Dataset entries
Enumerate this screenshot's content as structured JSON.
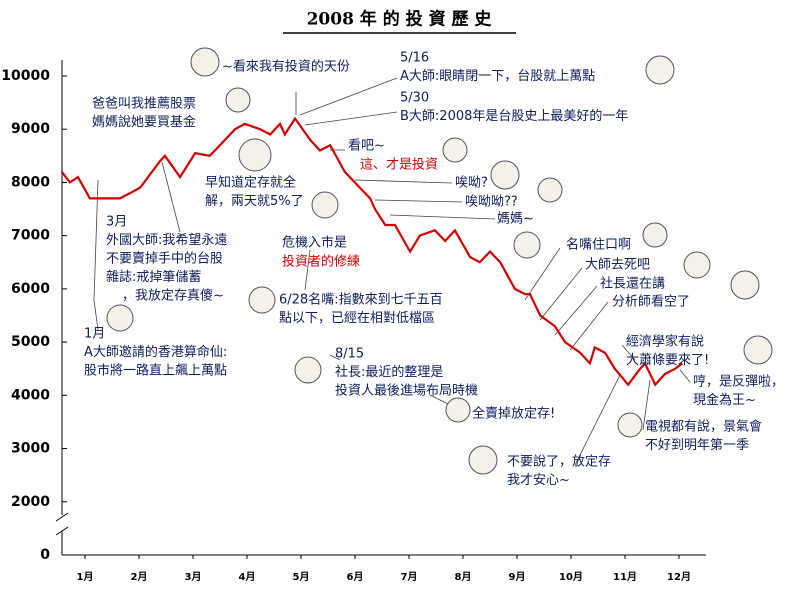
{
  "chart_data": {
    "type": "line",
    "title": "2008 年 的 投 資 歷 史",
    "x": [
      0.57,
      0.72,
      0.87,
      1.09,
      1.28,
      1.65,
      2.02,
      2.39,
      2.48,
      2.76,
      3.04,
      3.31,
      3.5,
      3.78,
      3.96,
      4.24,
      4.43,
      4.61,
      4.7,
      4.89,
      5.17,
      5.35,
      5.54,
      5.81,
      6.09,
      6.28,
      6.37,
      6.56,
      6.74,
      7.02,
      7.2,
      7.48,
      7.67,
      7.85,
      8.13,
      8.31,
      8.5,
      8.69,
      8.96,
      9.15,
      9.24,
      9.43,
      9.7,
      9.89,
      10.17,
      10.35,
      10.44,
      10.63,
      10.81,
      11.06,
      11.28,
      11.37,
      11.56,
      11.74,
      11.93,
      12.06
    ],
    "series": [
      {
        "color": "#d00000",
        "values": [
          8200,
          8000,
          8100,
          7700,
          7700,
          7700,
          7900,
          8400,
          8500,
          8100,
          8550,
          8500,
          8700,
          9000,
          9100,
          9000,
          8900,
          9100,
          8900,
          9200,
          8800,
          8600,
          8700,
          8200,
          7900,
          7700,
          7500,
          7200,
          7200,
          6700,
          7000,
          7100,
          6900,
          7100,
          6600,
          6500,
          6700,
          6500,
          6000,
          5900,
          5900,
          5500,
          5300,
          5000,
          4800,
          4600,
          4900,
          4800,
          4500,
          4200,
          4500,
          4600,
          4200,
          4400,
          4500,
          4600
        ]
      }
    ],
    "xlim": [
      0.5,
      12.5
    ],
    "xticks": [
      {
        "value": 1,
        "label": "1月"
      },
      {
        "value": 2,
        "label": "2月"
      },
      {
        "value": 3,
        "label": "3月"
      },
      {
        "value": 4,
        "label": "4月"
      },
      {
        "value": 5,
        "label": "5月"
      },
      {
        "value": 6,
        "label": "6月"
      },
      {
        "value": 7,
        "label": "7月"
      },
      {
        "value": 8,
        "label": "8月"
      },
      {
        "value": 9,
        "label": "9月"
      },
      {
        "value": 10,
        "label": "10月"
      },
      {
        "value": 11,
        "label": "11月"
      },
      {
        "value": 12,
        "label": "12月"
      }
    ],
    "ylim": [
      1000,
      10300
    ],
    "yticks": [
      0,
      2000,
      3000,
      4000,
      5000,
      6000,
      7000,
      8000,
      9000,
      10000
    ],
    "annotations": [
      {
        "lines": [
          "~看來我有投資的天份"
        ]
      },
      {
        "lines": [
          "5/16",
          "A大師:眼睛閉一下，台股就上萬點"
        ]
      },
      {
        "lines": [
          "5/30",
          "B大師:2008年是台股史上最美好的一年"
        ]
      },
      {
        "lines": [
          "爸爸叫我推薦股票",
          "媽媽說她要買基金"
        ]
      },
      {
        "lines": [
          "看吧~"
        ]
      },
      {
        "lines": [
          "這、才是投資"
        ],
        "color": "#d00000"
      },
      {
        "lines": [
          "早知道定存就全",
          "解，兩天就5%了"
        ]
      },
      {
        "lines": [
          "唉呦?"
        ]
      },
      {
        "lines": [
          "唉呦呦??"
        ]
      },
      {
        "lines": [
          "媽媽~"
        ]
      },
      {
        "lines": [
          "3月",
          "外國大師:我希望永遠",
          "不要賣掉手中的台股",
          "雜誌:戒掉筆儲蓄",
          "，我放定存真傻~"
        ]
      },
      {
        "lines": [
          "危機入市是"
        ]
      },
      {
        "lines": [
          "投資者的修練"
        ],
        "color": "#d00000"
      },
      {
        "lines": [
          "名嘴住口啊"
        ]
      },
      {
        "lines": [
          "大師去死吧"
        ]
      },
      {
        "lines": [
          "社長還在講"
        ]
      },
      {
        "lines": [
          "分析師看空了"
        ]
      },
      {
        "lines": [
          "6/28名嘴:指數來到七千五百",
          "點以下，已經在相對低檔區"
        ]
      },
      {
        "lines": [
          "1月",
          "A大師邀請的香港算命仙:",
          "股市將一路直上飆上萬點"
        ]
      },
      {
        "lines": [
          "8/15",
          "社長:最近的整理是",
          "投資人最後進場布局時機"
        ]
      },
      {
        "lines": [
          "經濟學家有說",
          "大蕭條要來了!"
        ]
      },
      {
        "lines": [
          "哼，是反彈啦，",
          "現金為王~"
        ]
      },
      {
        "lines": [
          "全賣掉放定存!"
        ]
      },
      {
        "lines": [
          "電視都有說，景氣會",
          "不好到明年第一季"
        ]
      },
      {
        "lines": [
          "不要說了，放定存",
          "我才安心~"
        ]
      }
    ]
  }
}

◆ TASK REQUIREMENTS
Reproduce each line of the material containing the word "label".

◆ SOLUTION BELOW
        "label": "1月"
        "label": "2月"
        "label": "3月"
        "label": "4月"
        "label": "5月"
        "label": "6月"
        "label": "7月"
        "label": "8月"
        "label": "9月"
        "label": "10月"
        "label": "11月"
        "label": "12月"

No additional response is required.